WHAT YOU NEED TO DO → Set each record down exactly, excluding all images.

┄┄┄┄┄┄

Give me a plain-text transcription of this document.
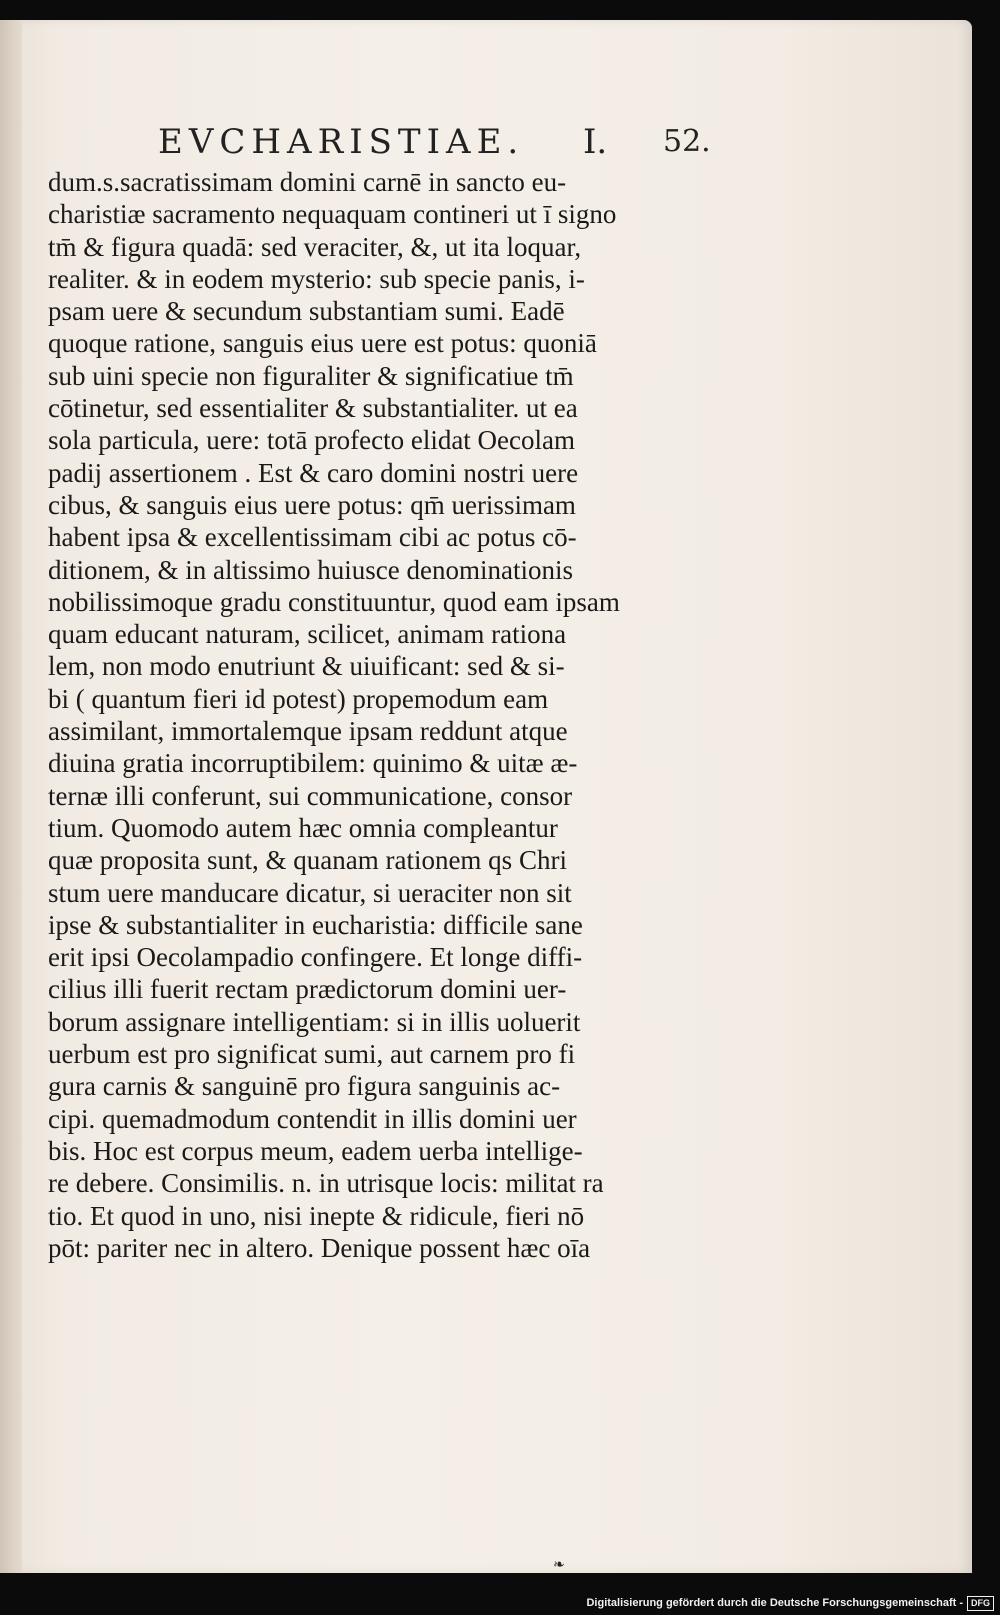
EVCHARISTIAE. I. 52.
dum.s.sacratissimam domini carnē in sancto eu-
charistiæ sacramento nequaquam contineri ut ī signo
tm̄ & figura quadā: sed veraciter, &, ut ita loquar,
realiter. & in eodem mysterio: sub specie panis, i-
psam uere & secundum substantiam sumi. Eadē
quoque ratione, sanguis eius uere est potus: quoniā
sub uini specie non figuraliter & significatiue tm̄
cōtinetur, sed essentialiter & substantialiter. ut ea
sola particula, uere: totā profecto elidat Oecolam
padij assertionem . Est & caro domini nostri uere
cibus, & sanguis eius uere potus: qm̄ uerissimam
habent ipsa & excellentissimam cibi ac potus cō-
ditionem, & in altissimo huiusce denominationis
nobilissimoque gradu constituuntur, quod eam ipsam
quam educant naturam, scilicet, animam rationa
lem, non modo enutriunt & uiuificant: sed & si-
bi ( quantum fieri id potest) propemodum eam
assimilant, immortalemque ipsam reddunt atque
diuina gratia incorruptibilem: quinimo & uitæ æ-
ternæ illi conferunt, sui communicatione, consor
tium. Quomodo autem hæc omnia compleantur
quæ proposita sunt, & quanam rationem qs Chri
stum uere manducare dicatur, si ueraciter non sit
ipse & substantialiter in eucharistia: difficile sane
erit ipsi Oecolampadio confingere. Et longe diffi-
cilius illi fuerit rectam prædictorum domini uer-
borum assignare intelligentiam: si in illis uoluerit
uerbum est pro significat sumi, aut carnem pro fi
gura carnis & sanguinē pro figura sanguinis ac-
cipi. quemadmodum contendit in illis domini uer
bis. Hoc est corpus meum, eadem uerba intellige-
re debere. Consimilis. n. in utrisque locis: militat ra
tio. Et quod in uno, nisi inepte & ridicule, fieri nō
pōt: pariter nec in altero. Denique possent hæc oīa
❧
Digitalisierung gefördert durch die Deutsche Forschungsgemeinschaft - DFG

┄┄┄┄┄┄

RESPONSE →
Give me a plain-text transcription of this document.
EVCHARISTIAE. I. 52.
dum.s.sacratissimam domini carnē in sancto eu-
charistiæ sacramento nequaquam contineri ut ī signo
tm̄ & figura quadā: sed veraciter, &, ut ita loquar,
realiter. & in eodem mysterio: sub specie panis, i-
psam uere & secundum substantiam sumi. Eadē
quoque ratione, sanguis eius uere est potus: quoniā
sub uini specie non figuraliter & significatiue tm̄
cōtinetur, sed essentialiter & substantialiter. ut ea
sola particula, uere: totā profecto elidat Oecolam
padij assertionem . Est & caro domini nostri uere
cibus, & sanguis eius uere potus: qm̄ uerissimam
habent ipsa & excellentissimam cibi ac potus cō-
ditionem, & in altissimo huiusce denominationis
nobilissimoque gradu constituuntur, quod eam ipsam
quam educant naturam, scilicet, animam rationa
lem, non modo enutriunt & uiuificant: sed & si-
bi ( quantum fieri id potest) propemodum eam
assimilant, immortalemque ipsam reddunt atque
diuina gratia incorruptibilem: quinimo & uitæ æ-
ternæ illi conferunt, sui communicatione, consor
tium. Quomodo autem hæc omnia compleantur
quæ proposita sunt, & quanam rationem qs Chri
stum uere manducare dicatur, si ueraciter non sit
ipse & substantialiter in eucharistia: difficile sane
erit ipsi Oecolampadio confingere. Et longe diffi-
cilius illi fuerit rectam prædictorum domini uer-
borum assignare intelligentiam: si in illis uoluerit
uerbum est pro significat sumi, aut carnem pro fi
gura carnis & sanguinē pro figura sanguinis ac-
cipi. quemadmodum contendit in illis domini uer
bis. Hoc est corpus meum, eadem uerba intellige-
re debere. Consimilis. n. in utrisque locis: militat ra
tio. Et quod in uno, nisi inepte & ridicule, fieri nō
pōt: pariter nec in altero. Denique possent hæc oīa
❧
Digitalisierung gefördert durch die Deutsche Forschungsgemeinschaft - DFG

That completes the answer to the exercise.